> Task objective
Copy out the complete listing, word for word.

> Provided records
* Begin *

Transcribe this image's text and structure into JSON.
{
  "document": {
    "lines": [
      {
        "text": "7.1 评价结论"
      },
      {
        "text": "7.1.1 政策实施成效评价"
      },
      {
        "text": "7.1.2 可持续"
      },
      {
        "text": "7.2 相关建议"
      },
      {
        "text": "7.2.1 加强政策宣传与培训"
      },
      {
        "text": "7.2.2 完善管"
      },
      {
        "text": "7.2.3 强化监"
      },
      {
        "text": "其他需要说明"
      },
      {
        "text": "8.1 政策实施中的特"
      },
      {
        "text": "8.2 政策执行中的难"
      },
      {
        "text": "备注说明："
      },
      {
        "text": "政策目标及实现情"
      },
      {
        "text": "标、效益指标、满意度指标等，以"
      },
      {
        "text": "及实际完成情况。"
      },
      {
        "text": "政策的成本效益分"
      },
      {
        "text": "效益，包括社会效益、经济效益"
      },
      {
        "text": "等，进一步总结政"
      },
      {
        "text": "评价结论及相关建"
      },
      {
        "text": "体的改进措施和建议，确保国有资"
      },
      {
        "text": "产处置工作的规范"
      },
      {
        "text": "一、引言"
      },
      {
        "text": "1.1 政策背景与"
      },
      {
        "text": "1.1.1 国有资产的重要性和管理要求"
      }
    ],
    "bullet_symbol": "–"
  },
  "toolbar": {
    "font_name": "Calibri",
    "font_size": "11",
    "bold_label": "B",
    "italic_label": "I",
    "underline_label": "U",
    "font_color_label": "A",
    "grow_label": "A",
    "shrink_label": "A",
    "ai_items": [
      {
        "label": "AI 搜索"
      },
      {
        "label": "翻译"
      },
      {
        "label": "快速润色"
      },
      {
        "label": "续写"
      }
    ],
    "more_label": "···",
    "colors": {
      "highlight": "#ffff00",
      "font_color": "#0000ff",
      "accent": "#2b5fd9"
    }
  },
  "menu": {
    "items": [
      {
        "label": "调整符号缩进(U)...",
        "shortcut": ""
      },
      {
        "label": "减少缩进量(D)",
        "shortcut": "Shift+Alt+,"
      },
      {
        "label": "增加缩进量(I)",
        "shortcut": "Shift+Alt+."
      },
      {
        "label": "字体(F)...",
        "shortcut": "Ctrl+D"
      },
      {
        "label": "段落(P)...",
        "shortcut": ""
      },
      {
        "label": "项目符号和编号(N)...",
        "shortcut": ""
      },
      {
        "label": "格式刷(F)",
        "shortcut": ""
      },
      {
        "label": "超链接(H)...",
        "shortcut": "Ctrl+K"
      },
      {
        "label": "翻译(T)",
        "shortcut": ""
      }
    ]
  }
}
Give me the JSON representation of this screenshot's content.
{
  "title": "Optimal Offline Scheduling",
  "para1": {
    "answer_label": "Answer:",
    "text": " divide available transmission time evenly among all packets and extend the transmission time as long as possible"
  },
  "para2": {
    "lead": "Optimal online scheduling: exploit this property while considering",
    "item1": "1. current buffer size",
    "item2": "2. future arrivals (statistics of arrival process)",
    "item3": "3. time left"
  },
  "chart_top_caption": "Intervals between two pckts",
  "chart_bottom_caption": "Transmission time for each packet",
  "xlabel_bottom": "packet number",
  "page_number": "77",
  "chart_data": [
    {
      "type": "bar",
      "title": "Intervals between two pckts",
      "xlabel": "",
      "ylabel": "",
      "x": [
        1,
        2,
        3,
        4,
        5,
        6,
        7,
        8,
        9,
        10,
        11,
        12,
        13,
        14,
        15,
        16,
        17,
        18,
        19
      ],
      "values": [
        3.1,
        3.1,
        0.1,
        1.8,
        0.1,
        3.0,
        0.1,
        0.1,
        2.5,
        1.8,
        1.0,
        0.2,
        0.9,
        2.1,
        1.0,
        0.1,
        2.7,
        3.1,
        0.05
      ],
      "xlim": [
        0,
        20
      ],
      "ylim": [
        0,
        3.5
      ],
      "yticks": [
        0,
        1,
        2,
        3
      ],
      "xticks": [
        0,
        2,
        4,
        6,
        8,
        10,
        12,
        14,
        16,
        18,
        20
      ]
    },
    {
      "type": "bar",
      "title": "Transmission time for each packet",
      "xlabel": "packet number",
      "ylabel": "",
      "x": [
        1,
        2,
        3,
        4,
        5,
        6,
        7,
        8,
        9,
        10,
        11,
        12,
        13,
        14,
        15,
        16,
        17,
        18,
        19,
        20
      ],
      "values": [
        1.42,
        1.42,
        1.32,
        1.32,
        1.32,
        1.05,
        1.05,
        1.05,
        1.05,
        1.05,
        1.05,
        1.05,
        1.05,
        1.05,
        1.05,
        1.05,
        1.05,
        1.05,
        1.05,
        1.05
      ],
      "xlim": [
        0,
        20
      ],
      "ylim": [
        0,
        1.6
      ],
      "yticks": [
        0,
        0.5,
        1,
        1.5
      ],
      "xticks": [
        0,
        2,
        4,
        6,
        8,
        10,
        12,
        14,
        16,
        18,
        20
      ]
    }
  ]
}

* End *

> Exercise output
Transcribe this image's text and structure into JSON.
{
  "document": {
    "lines": [
      {
        "text": "7.1 评价结论"
      },
      {
        "text": "7.1.1 政策实施成效评价"
      },
      {
        "text": "7.1.2 可持续"
      },
      {
        "text": "7.2 相关建议"
      },
      {
        "text": "7.2.1 加强政策宣传与培训"
      },
      {
        "text": "7.2.2 完善管"
      },
      {
        "text": "7.2.3 强化监"
      },
      {
        "text": "其他需要说明"
      },
      {
        "text": "8.1 政策实施中的特"
      },
      {
        "text": "8.2 政策执行中的难"
      },
      {
        "text": "备注说明："
      },
      {
        "text": "政策目标及实现情"
      },
      {
        "text": "标、效益指标、满意度指标等，以"
      },
      {
        "text": "及实际完成情况。"
      },
      {
        "text": "政策的成本效益分"
      },
      {
        "text": "效益，包括社会效益、经济效益"
      },
      {
        "text": "等，进一步总结政"
      },
      {
        "text": "评价结论及相关建"
      },
      {
        "text": "体的改进措施和建议，确保国有资"
      },
      {
        "text": "产处置工作的规范"
      },
      {
        "text": "一、引言"
      },
      {
        "text": "1.1 政策背景与"
      },
      {
        "text": "1.1.1 国有资产的重要性和管理要求"
      }
    ],
    "bullet_symbol": "–"
  },
  "toolbar": {
    "font_name": "Calibri",
    "font_size": "11",
    "bold_label": "B",
    "italic_label": "I",
    "underline_label": "U",
    "font_color_label": "A",
    "grow_label": "A",
    "shrink_label": "A",
    "ai_items": [
      {
        "label": "AI 搜索"
      },
      {
        "label": "翻译"
      },
      {
        "label": "快速润色"
      },
      {
        "label": "续写"
      }
    ],
    "more_label": "···",
    "colors": {
      "highlight": "#ffff00",
      "font_color": "#0000ff",
      "accent": "#2b5fd9"
    }
  },
  "menu": {
    "items": [
      {
        "label": "调整符号缩进(U)...",
        "shortcut": ""
      },
      {
        "label": "减少缩进量(D)",
        "shortcut": "Shift+Alt+,"
      },
      {
        "label": "增加缩进量(I)",
        "shortcut": "Shift+Alt+."
      },
      {
        "label": "字体(F)...",
        "shortcut": "Ctrl+D"
      },
      {
        "label": "段落(P)...",
        "shortcut": ""
      },
      {
        "label": "项目符号和编号(N)...",
        "shortcut": ""
      },
      {
        "label": "格式刷(F)",
        "shortcut": ""
      },
      {
        "label": "超链接(H)...",
        "shortcut": "Ctrl+K"
      },
      {
        "label": "翻译(T)",
        "shortcut": ""
      }
    ]
  }
}
Give me the JSON representation of this screenshot's content.
{
  "title": "Optimal Offline Scheduling",
  "para1": {
    "answer_label": "Answer:",
    "text": " divide available transmission time evenly among all packets and extend the transmission time as long as possible"
  },
  "para2": {
    "lead": "Optimal online scheduling: exploit this property while considering",
    "item1": "1. current buffer size",
    "item2": "2. future arrivals (statistics of arrival process)",
    "item3": "3. time left"
  },
  "chart_top_caption": "Intervals between two pckts",
  "chart_bottom_caption": "Transmission time for each packet",
  "xlabel_bottom": "packet number",
  "page_number": "77",
  "chart_data": [
    {
      "type": "bar",
      "title": "Intervals between two pckts",
      "xlabel": "",
      "ylabel": "",
      "x": [
        1,
        2,
        3,
        4,
        5,
        6,
        7,
        8,
        9,
        10,
        11,
        12,
        13,
        14,
        15,
        16,
        17,
        18,
        19
      ],
      "values": [
        3.1,
        3.1,
        0.1,
        1.8,
        0.1,
        3.0,
        0.1,
        0.1,
        2.5,
        1.8,
        1.0,
        0.2,
        0.9,
        2.1,
        1.0,
        0.1,
        2.7,
        3.1,
        0.05
      ],
      "xlim": [
        0,
        20
      ],
      "ylim": [
        0,
        3.5
      ],
      "yticks": [
        0,
        1,
        2,
        3
      ],
      "xticks": [
        0,
        2,
        4,
        6,
        8,
        10,
        12,
        14,
        16,
        18,
        20
      ]
    },
    {
      "type": "bar",
      "title": "Transmission time for each packet",
      "xlabel": "packet number",
      "ylabel": "",
      "x": [
        1,
        2,
        3,
        4,
        5,
        6,
        7,
        8,
        9,
        10,
        11,
        12,
        13,
        14,
        15,
        16,
        17,
        18,
        19,
        20
      ],
      "values": [
        1.42,
        1.42,
        1.32,
        1.32,
        1.32,
        1.05,
        1.05,
        1.05,
        1.05,
        1.05,
        1.05,
        1.05,
        1.05,
        1.05,
        1.05,
        1.05,
        1.05,
        1.05,
        1.05,
        1.05
      ],
      "xlim": [
        0,
        20
      ],
      "ylim": [
        0,
        1.6
      ],
      "yticks": [
        0,
        0.5,
        1,
        1.5
      ],
      "xticks": [
        0,
        2,
        4,
        6,
        8,
        10,
        12,
        14,
        16,
        18,
        20
      ]
    }
  ]
}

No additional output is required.